Reproduce every entry exactly and leave its pictures out.

>> START

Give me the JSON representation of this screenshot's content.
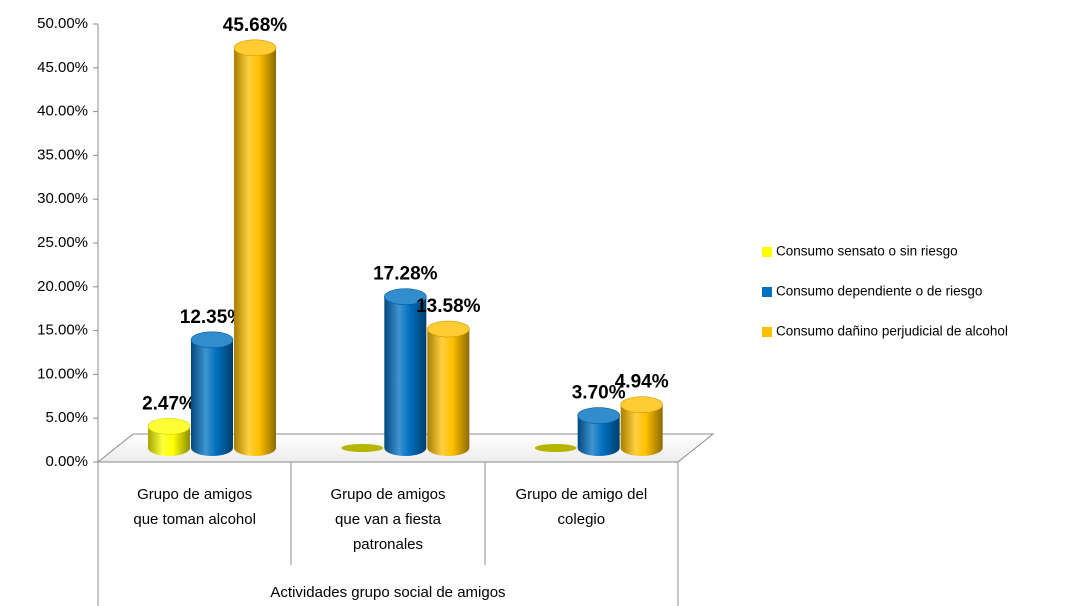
{
  "chart_data": {
    "type": "bar3d",
    "x_axis_label": "Actividades grupo social de amigos",
    "categories": [
      [
        "Grupo de amigos",
        "que toman alcohol"
      ],
      [
        "Grupo de amigos",
        "que van a fiesta",
        "patronales"
      ],
      [
        "Grupo de amigo del",
        "colegio"
      ]
    ],
    "series": [
      {
        "name": "Consumo sensato o sin riesgo",
        "color": "#ffff00",
        "values": [
          2.47,
          0,
          0
        ],
        "value_labels": [
          "2.47%",
          null,
          null
        ]
      },
      {
        "name": "Consumo dependiente o de riesgo",
        "color": "#0070c0",
        "values": [
          12.35,
          17.28,
          3.7
        ],
        "value_labels": [
          "12.35%",
          "17.28%",
          "3.70%"
        ]
      },
      {
        "name": "Consumo dañino perjudicial de alcohol",
        "color": "#ffc000",
        "values": [
          45.68,
          13.58,
          4.94
        ],
        "value_labels": [
          "45.68%",
          "13.58%",
          "4.94%"
        ]
      }
    ],
    "ylim": [
      0,
      50
    ],
    "yticks": [
      {
        "value": 0,
        "label": "0.00%"
      },
      {
        "value": 5,
        "label": "5.00%"
      },
      {
        "value": 10,
        "label": "10.00%"
      },
      {
        "value": 15,
        "label": "15.00%"
      },
      {
        "value": 20,
        "label": "20.00%"
      },
      {
        "value": 25,
        "label": "25.00%"
      },
      {
        "value": 30,
        "label": "30.00%"
      },
      {
        "value": 35,
        "label": "35.00%"
      },
      {
        "value": 40,
        "label": "40.00%"
      },
      {
        "value": 45,
        "label": "45.00%"
      },
      {
        "value": 50,
        "label": "50.00%"
      }
    ],
    "grid": false,
    "legend": "right"
  }
}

>> END

## Answer to the problem
Give me the JSON representation of this screenshot's content.
{
  "chart_data": {
    "type": "bar3d",
    "x_axis_label": "Actividades grupo social de amigos",
    "categories": [
      [
        "Grupo de amigos",
        "que toman alcohol"
      ],
      [
        "Grupo de amigos",
        "que van a fiesta",
        "patronales"
      ],
      [
        "Grupo de amigo del",
        "colegio"
      ]
    ],
    "series": [
      {
        "name": "Consumo sensato o sin riesgo",
        "color": "#ffff00",
        "values": [
          2.47,
          0,
          0
        ],
        "value_labels": [
          "2.47%",
          null,
          null
        ]
      },
      {
        "name": "Consumo dependiente o de riesgo",
        "color": "#0070c0",
        "values": [
          12.35,
          17.28,
          3.7
        ],
        "value_labels": [
          "12.35%",
          "17.28%",
          "3.70%"
        ]
      },
      {
        "name": "Consumo dañino perjudicial de alcohol",
        "color": "#ffc000",
        "values": [
          45.68,
          13.58,
          4.94
        ],
        "value_labels": [
          "45.68%",
          "13.58%",
          "4.94%"
        ]
      }
    ],
    "ylim": [
      0,
      50
    ],
    "yticks": [
      {
        "value": 0,
        "label": "0.00%"
      },
      {
        "value": 5,
        "label": "5.00%"
      },
      {
        "value": 10,
        "label": "10.00%"
      },
      {
        "value": 15,
        "label": "15.00%"
      },
      {
        "value": 20,
        "label": "20.00%"
      },
      {
        "value": 25,
        "label": "25.00%"
      },
      {
        "value": 30,
        "label": "30.00%"
      },
      {
        "value": 35,
        "label": "35.00%"
      },
      {
        "value": 40,
        "label": "40.00%"
      },
      {
        "value": 45,
        "label": "45.00%"
      },
      {
        "value": 50,
        "label": "50.00%"
      }
    ],
    "grid": false,
    "legend": "right"
  }
}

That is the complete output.